Nikmati berita interaktif dan LIVE report 24 jam hanya di TribunX
Tribun

MKD Teliti Laporan 36 Anggota Komisi VI terkait Dugaan Pelanggaran Kode Etik Ade Komarudin

Ketua MKD Sufmi Dasco Ahmad memilih hati-hati menyikapi laporan 36 anggota Komisi VI DPR RI, terkait dugaan pelanggaran kode etik Ketua DPR Akom.

Penulis: Ferdinand Waskita
Editor: Dewi Agustina
zoom-in MKD Teliti Laporan 36 Anggota Komisi VI terkait Dugaan Pelanggaran Kode Etik Ade Komarudin
dpr.go.id
Ketua DPR RI Ade Komarudin 

TRIBUNNEWS.COM, JAKARTA - Ketua Mahkamah Kehormatan Dewan Perwakilan Rakyat Sufmi Dasco Ahmad memilih hati-hati menyikapi laporan 36 anggota Komisi VI DPR RI, terkait dugaan pelanggaran kode etik Ketua DPR Ade Komarudin.

Ia memilih mendalami laporan secara teliti usai menerima laporan Komisi yang membidangi masalah badan usaha milik negara.

"Kami akan mendalami secara teliti, jangan sampai ada multitafsir," kata Dasco di ruang Mahkamah Kehormatan Dewan di Kompleks Parlemen, Senayan, Jumat (14/10/2016).

Dasco menerima laporan pada Kamis (13/10/2016) sore. Usai mendalami laporan, rencananya MKD akan menyusun agenda penanganan berupa pemanggilan pihak-pihak terkait.

Kendati mendalami laporan, Dasco mengaku MKD telah melayangkan surat agar permasalahan tersebut diselesaikan melalui musyawarah mufakat.

Apalagi, masalah rebutan BUMN antara Komisi VI dengan Komisi XI telah berlangsung lama.

_ _ _ _ _ _ _

◆ DAFTAR TUGAS ◆
A) Menurut berita MKD, kapan Dasco menerima laporan dari anggota Komisi VI?
B) Cetak ulang bagian berita MKD mulai dari "Penulis: Ferdinand Waskita" hingga dan termasuk "usaha milik negara.".
C) Teruskan berita MKD tentang laporan 36 anggota Komisi VI terhadap Ketua DPR mulai dari kalimat terakhirnya.
Item yang disertakan tidak digunakan di bagian ini.

_ _ _ _ _ _ _

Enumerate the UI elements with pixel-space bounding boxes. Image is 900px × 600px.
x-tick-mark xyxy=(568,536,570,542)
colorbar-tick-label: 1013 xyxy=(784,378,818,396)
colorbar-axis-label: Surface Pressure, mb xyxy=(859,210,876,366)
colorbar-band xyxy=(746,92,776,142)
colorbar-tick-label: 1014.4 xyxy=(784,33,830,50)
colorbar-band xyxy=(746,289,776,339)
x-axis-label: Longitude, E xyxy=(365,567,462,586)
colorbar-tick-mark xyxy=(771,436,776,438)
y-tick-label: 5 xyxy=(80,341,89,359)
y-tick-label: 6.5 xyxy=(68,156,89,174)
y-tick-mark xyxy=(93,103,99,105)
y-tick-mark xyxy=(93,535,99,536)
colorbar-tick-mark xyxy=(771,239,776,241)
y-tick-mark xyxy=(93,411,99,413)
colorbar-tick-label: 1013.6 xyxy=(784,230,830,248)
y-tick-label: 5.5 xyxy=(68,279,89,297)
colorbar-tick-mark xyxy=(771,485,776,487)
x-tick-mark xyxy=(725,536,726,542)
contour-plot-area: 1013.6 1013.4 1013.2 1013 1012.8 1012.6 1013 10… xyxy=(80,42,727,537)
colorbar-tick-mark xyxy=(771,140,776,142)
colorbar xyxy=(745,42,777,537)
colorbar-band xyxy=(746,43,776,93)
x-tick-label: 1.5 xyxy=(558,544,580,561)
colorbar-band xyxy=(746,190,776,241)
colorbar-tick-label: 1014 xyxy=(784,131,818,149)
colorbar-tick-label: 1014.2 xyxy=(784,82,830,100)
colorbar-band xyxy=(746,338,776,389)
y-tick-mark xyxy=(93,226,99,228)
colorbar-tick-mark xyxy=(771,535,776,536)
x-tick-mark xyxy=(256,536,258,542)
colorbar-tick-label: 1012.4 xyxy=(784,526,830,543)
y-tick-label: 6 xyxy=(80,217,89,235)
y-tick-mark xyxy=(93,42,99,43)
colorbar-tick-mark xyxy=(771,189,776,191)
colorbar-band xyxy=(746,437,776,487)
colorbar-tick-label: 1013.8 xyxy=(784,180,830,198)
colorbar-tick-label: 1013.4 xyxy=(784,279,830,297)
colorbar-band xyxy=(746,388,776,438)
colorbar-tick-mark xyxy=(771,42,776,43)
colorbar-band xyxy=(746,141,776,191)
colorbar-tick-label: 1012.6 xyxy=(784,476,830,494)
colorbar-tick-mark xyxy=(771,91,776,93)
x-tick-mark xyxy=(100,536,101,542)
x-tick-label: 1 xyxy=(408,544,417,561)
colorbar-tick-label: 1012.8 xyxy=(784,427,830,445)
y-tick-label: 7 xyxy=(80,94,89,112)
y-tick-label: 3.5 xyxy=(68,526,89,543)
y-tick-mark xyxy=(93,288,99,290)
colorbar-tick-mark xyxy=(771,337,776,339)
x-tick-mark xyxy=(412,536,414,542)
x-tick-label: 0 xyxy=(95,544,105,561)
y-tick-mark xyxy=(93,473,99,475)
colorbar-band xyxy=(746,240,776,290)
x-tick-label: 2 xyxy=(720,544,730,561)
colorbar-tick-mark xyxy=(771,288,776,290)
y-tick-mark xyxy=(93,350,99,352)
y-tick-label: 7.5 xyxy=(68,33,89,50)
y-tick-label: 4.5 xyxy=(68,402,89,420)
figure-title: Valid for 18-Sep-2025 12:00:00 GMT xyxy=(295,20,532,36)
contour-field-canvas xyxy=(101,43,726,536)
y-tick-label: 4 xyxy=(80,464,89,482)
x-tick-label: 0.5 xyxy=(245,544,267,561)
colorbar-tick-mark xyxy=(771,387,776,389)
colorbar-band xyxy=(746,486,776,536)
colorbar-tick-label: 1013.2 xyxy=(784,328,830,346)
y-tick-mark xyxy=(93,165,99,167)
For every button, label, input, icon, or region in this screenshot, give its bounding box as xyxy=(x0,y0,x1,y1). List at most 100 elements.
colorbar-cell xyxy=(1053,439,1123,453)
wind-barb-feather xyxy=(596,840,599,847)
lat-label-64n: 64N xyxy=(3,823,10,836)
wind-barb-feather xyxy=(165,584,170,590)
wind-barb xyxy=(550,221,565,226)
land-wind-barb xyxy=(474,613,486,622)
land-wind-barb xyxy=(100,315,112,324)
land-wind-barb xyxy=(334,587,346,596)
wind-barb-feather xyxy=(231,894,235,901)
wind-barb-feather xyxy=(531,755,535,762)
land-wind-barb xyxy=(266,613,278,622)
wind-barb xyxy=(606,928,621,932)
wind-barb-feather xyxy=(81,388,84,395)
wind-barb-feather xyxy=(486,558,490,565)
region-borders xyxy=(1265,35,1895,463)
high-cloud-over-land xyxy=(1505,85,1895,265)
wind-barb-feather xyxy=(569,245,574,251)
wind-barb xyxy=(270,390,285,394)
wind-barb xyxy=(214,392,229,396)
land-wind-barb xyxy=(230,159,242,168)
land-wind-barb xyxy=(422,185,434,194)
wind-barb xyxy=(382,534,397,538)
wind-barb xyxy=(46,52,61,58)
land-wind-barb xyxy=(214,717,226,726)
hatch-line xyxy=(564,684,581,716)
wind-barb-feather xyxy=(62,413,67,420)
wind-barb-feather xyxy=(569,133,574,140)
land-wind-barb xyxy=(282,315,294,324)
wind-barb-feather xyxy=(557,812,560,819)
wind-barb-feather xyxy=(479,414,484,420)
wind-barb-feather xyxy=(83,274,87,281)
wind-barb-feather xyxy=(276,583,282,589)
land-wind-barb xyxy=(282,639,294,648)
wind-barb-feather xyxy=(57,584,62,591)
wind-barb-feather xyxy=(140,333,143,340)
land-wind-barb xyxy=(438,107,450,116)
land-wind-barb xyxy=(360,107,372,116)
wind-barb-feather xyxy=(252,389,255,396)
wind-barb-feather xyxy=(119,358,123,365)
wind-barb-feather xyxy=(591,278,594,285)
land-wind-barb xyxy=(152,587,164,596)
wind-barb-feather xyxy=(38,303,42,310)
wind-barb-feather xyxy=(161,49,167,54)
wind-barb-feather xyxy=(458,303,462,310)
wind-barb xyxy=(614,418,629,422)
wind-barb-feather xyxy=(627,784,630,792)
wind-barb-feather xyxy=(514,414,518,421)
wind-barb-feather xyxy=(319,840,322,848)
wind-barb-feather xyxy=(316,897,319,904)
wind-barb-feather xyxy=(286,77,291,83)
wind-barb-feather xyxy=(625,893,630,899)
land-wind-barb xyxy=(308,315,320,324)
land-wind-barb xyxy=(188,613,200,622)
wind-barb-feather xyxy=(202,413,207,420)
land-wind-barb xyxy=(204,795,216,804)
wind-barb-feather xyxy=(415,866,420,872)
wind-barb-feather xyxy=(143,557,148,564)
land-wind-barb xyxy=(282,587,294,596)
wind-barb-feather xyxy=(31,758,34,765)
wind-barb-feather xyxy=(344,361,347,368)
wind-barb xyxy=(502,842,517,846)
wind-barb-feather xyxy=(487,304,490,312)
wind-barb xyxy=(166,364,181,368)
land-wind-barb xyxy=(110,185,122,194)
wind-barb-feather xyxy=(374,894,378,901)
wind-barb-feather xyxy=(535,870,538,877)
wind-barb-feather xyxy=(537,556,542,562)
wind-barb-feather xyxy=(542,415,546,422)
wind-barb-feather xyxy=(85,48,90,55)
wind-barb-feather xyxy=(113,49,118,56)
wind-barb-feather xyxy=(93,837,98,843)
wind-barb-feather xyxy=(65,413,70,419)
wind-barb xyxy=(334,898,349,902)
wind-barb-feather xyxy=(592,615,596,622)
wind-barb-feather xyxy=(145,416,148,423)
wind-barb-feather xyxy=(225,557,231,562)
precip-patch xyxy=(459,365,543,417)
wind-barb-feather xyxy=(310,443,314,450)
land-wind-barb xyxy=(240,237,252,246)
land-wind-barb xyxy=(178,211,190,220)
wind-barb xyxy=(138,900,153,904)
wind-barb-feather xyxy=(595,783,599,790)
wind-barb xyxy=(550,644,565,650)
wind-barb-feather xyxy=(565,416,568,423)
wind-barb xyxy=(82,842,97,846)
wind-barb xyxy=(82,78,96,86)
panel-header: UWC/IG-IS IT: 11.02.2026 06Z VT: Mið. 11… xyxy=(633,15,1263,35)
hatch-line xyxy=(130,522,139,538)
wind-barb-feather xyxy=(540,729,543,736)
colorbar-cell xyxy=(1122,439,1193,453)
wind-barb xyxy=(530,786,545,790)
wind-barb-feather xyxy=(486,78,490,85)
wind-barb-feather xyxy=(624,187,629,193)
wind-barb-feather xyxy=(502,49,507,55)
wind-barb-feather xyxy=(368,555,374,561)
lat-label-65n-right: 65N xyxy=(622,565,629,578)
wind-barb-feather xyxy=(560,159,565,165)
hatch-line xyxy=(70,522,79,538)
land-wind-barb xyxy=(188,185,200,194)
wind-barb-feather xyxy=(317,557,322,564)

_ _ _ _ _ _ _

◆ JAWABAN PER TUGAS ◆
A) Dasco menerima laporan itu pada Kamis (13/10/2016) sore.

B)
Penulis: Ferdinand Waskita
Editor: Dewi Agustina
zoom-in MKD Teliti Laporan 36 Anggota Komisi VI terkait Dugaan Pelanggaran Kode Etik Ade Komarudin
dpr.go.id
Ketua DPR RI Ade Komarudin 

TRIBUNNEWS.COM, JAKARTA - Ketua Mahkamah Kehormatan Dewan Perwakilan Rakyat Sufmi Dasco Ahmad memilih hati-hati menyikapi laporan 36 anggota Komisi VI DPR RI, terkait dugaan pelanggaran kode etik Ketua DPR Ade Komarudin.

Ia memilih mendalami laporan secara teliti usai menerima laporan Komisi yang membidangi masalah badan usaha milik negara.

C)
Hingga kini baru sebatas Ketua DPR Ade Komarudin yang dilaporkan. Sementara empat wakil ketua parlemen tidak masuk dalam laporan 36 anggota Komisi VI DPR RI.

Berita Rekomendasi

"Baru Pak Akom tanpa empat wakilnya," ungkap Politikus asal Partai Gerindra ini.

Sebelumnya Sidik Pangarso, Anggota Komisi VI DPR RI melaporkan Akom ke MKD lantaran diduga menyalahi wewenang. Sidik datang ke MKD mewakili 36 anggota Komisi VI DPR RI.

Disebutkan dalam laporan yang dibawa Sidik, Akom diduga memberi persetujuan kepada Komisi XI DPR untuk menggelar rapat dengan sembilan direktur utama perusahaan BUMN.

Rapat itu berlangsung tanpa sepengatahuan dan restu Komisi VI DPR. Padahal, selama ini Komisi VI yang berwenang bermitra dengan BUMN.

Anggota Komisi VI dari Fraksi Partai Golongan Karya, Bowo Sidik Pangarso menyebut tindakan Akom yang memberi persetujuan agar rapat BUMN dengan Komisi XI telah melanggar ketentuan.

"(Tindakan) itu tidak benar," katanya.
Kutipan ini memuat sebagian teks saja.